Records about charts and figures:

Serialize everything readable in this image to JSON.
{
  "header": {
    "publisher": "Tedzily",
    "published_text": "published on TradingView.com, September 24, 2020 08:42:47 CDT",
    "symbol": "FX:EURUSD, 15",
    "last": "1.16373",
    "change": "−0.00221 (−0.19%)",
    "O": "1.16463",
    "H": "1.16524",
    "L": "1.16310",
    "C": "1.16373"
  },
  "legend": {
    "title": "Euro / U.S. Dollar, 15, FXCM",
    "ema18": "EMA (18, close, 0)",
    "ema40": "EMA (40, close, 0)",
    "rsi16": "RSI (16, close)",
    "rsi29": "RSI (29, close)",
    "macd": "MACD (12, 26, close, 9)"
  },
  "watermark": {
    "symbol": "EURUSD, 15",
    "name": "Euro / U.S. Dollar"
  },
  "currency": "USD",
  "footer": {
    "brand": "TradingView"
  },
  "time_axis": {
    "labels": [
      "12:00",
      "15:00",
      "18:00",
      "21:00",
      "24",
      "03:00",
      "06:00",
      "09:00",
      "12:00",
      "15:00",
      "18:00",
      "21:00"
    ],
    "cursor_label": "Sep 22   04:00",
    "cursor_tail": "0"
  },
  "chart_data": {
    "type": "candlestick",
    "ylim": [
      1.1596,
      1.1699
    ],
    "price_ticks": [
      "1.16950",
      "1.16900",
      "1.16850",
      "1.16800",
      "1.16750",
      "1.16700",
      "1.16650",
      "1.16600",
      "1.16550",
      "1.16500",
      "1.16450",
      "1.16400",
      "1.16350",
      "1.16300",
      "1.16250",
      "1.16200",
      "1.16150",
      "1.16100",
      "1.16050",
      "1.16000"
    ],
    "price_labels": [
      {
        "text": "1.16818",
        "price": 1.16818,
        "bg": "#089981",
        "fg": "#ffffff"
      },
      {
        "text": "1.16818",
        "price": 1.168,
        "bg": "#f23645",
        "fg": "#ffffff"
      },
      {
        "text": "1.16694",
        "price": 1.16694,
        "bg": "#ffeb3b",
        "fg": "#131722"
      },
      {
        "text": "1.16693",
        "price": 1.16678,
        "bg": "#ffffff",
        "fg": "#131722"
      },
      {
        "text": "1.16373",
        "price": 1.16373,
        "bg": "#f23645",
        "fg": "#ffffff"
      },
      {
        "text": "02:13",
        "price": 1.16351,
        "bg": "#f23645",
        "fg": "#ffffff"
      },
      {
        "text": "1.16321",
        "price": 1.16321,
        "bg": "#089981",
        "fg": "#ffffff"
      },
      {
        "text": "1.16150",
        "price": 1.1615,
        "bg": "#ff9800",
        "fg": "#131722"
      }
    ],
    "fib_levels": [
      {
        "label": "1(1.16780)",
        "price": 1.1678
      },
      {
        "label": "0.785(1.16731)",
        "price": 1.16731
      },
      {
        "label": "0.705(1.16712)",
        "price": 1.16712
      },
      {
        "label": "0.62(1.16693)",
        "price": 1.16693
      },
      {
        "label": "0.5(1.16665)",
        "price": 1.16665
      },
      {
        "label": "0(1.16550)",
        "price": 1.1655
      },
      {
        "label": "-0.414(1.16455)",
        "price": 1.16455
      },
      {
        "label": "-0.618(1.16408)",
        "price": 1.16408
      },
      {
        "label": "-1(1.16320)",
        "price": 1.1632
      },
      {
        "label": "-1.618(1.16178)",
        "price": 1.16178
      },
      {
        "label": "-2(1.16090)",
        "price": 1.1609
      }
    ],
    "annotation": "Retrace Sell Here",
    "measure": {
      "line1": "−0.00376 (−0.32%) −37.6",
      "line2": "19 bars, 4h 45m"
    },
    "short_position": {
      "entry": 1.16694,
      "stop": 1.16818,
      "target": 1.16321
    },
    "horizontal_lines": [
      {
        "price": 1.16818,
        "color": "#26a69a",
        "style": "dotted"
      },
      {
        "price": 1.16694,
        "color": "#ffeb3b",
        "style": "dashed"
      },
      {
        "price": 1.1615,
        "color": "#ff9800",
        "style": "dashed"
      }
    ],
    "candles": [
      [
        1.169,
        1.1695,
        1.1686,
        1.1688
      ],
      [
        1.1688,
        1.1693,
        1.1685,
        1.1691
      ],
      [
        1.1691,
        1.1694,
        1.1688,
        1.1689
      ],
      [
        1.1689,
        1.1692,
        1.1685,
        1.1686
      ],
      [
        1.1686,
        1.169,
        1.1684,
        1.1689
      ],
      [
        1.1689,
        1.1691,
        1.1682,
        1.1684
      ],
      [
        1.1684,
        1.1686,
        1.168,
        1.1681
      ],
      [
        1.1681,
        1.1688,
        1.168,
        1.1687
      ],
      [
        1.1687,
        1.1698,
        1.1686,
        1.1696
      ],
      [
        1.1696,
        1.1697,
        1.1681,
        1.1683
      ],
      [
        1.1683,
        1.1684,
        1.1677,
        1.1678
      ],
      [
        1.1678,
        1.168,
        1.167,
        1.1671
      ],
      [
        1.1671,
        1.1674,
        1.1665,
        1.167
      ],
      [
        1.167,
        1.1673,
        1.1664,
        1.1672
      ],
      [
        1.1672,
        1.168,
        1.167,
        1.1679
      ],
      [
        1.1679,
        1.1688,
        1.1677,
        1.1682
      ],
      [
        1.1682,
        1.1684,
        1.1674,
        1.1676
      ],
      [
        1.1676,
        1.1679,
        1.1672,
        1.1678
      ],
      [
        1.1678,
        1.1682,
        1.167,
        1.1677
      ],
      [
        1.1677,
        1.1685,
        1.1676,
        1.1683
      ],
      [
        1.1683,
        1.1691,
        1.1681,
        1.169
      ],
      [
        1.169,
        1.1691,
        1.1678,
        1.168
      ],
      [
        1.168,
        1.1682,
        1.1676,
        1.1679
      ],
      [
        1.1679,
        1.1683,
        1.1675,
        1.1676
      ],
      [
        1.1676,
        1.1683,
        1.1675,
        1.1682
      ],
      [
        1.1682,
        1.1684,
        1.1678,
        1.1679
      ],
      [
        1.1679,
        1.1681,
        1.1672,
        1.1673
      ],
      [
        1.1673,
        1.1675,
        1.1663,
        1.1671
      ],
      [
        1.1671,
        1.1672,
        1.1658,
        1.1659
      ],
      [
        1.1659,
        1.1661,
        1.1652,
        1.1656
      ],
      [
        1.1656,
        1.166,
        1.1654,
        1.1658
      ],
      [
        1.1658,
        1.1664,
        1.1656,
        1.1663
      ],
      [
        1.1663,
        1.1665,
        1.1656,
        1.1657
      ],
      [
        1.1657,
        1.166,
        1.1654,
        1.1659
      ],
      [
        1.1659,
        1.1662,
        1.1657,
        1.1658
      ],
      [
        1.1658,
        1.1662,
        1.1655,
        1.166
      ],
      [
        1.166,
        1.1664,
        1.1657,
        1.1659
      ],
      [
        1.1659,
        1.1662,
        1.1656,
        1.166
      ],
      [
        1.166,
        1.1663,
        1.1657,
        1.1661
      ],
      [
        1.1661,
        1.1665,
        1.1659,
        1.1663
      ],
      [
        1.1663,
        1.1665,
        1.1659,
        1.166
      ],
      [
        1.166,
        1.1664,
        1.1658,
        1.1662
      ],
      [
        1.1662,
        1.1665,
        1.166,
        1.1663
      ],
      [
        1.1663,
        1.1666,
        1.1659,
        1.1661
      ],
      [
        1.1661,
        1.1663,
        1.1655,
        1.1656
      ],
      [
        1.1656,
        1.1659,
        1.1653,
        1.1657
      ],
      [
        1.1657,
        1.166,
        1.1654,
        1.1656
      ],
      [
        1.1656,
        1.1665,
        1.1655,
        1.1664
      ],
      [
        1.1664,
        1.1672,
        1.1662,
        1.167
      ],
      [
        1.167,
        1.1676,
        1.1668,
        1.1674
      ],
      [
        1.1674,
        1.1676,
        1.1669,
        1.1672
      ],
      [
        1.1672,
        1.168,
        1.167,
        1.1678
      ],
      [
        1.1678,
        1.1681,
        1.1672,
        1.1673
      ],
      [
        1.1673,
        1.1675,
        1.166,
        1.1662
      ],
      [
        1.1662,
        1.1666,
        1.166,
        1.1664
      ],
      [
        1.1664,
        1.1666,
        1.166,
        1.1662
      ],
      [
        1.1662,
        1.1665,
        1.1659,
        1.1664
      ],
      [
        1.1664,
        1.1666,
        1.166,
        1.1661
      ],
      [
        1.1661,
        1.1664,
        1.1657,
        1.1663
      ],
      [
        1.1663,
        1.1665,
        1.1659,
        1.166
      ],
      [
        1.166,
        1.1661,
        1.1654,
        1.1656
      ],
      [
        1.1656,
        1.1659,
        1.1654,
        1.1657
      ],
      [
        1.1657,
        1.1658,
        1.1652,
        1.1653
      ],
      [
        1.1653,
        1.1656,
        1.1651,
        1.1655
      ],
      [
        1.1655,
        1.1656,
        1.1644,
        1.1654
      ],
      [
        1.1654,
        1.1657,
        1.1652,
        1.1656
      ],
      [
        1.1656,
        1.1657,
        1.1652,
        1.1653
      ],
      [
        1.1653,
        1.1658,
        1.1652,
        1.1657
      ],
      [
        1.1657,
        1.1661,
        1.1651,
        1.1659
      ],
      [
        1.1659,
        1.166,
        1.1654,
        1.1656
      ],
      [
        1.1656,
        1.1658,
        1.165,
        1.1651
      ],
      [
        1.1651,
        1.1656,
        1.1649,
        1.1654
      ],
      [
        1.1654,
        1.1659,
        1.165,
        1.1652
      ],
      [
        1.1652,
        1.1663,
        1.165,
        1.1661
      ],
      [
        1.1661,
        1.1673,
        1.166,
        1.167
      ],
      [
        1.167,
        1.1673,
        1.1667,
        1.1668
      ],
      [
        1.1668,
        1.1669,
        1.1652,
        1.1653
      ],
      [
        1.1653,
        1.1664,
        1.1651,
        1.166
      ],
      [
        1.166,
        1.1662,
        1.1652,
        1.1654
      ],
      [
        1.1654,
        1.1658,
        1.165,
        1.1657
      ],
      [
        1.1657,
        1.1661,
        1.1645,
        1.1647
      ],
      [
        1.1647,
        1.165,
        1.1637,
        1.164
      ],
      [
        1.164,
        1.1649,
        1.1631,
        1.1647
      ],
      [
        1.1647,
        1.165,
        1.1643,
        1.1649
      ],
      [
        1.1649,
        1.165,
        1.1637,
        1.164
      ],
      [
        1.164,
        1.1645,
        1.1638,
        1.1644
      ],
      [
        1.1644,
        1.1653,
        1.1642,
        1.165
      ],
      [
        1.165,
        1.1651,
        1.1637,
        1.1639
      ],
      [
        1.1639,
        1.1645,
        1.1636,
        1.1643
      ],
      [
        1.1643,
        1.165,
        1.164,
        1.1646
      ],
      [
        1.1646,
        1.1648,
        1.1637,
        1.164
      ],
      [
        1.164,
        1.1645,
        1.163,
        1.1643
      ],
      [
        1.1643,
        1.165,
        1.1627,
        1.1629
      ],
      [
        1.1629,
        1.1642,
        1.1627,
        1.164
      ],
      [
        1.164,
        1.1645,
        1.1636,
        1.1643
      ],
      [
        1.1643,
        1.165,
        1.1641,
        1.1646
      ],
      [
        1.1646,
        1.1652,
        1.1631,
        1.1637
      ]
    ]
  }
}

■ **What to work on**:
Return only the number of lines in the data above that include the word "symbol".

■ **Complete answer**:
2